(Spatial layout data)
/---

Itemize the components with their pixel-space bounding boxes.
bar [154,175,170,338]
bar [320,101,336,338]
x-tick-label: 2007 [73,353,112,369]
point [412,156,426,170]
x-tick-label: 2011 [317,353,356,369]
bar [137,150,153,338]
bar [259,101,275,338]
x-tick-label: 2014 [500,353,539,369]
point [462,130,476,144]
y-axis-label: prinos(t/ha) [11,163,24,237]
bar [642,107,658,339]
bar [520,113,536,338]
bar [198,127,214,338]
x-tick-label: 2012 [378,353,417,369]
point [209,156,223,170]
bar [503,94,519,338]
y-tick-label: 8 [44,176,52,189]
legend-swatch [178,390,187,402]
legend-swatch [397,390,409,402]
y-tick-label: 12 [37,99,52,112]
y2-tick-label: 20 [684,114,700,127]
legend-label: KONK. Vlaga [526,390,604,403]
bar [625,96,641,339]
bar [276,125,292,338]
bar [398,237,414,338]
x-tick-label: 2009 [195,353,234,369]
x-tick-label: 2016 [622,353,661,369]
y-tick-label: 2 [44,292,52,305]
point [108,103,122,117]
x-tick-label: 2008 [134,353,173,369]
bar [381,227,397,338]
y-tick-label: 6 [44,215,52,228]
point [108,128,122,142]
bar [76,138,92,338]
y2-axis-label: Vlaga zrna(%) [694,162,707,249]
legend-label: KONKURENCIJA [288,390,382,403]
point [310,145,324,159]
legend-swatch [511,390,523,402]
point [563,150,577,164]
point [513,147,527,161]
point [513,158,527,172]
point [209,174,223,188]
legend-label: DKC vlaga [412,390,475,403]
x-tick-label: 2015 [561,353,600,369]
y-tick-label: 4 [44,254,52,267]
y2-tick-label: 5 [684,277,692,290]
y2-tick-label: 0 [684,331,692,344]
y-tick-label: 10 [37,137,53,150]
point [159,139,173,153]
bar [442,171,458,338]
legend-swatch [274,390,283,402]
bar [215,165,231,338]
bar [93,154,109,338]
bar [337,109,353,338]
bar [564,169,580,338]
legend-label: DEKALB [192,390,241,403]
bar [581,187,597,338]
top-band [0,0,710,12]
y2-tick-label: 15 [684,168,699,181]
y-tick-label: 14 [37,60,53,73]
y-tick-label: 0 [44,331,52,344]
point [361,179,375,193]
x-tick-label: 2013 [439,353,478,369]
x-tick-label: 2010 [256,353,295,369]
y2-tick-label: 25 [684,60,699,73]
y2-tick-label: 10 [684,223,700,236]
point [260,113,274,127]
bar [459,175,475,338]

\---

**THE EXERCISE:** Rewrite the records above as a JSON list of strings, with one string for each line and no entries for blank lines.

**RESULT OF THIS TASK:**
[
  "Itemize the components with their pixel-space bounding boxes.",
  "bar [154,175,170,338]",
  "bar [320,101,336,338]",
  "x-tick-label: 2007 [73,353,112,369]",
  "point [412,156,426,170]",
  "x-tick-label: 2011 [317,353,356,369]",
  "bar [137,150,153,338]",
  "bar [259,101,275,338]",
  "x-tick-label: 2014 [500,353,539,369]",
  "point [462,130,476,144]",
  "y-axis-label: prinos(t/ha) [11,163,24,237]",
  "bar [642,107,658,339]",
  "bar [520,113,536,338]",
  "bar [198,127,214,338]",
  "x-tick-label: 2012 [378,353,417,369]",
  "point [209,156,223,170]",
  "bar [503,94,519,338]",
  "y-tick-label: 8 [44,176,52,189]",
  "legend-swatch [178,390,187,402]",
  "legend-swatch [397,390,409,402]",
  "y-tick-label: 12 [37,99,52,112]",
  "y2-tick-label: 20 [684,114,700,127]",
  "legend-label: KONK. Vlaga [526,390,604,403]",
  "bar [625,96,641,339]",
  "bar [276,125,292,338]",
  "bar [398,237,414,338]",
  "x-tick-label: 2009 [195,353,234,369]",
  "x-tick-label: 2016 [622,353,661,369]",
  "y-tick-label: 2 [44,292,52,305]",
  "point [108,103,122,117]",
  "x-tick-label: 2008 [134,353,173,369]",
  "bar [381,227,397,338]",
  "y-tick-label: 6 [44,215,52,228]",
  "point [108,128,122,142]",
  "bar [76,138,92,338]",
  "y2-axis-label: Vlaga zrna(%) [694,162,707,249]",
  "legend-label: KONKURENCIJA [288,390,382,403]",
  "point [310,145,324,159]",
  "legend-swatch [511,390,523,402]",
  "point [563,150,577,164]",
  "point [513,147,527,161]",
  "point [513,158,527,172]",
  "point [209,174,223,188]",
  "legend-label: DKC vlaga [412,390,475,403]",
  "x-tick-label: 2015 [561,353,600,369]",
  "y-tick-label: 4 [44,254,52,267]",
  "y2-tick-label: 5 [684,277,692,290]",
  "y2-tick-label: 0 [684,331,692,344]",
  "y-tick-label: 10 [37,137,53,150]",
  "point [159,139,173,153]",
  "bar [442,171,458,338]",
  "legend-swatch [274,390,283,402]",
  "bar [215,165,231,338]",
  "bar [93,154,109,338]",
  "bar [337,109,353,338]",
  "bar [564,169,580,338]",
  "legend-label: DEKALB [192,390,241,403]",
  "bar [581,187,597,338]",
  "top-band [0,0,710,12]",
  "y2-tick-label: 15 [684,168,699,181]",
  "y-tick-label: 14 [37,60,53,73]",
  "y-tick-label: 0 [44,331,52,344]",
  "point [361,179,375,193]",
  "x-tick-label: 2013 [439,353,478,369]",
  "x-tick-label: 2010 [256,353,295,369]",
  "y2-tick-label: 25 [684,60,699,73]",
  "y2-tick-label: 10 [684,223,700,236]",
  "point [260,113,274,127]",
  "bar [459,175,475,338]"
]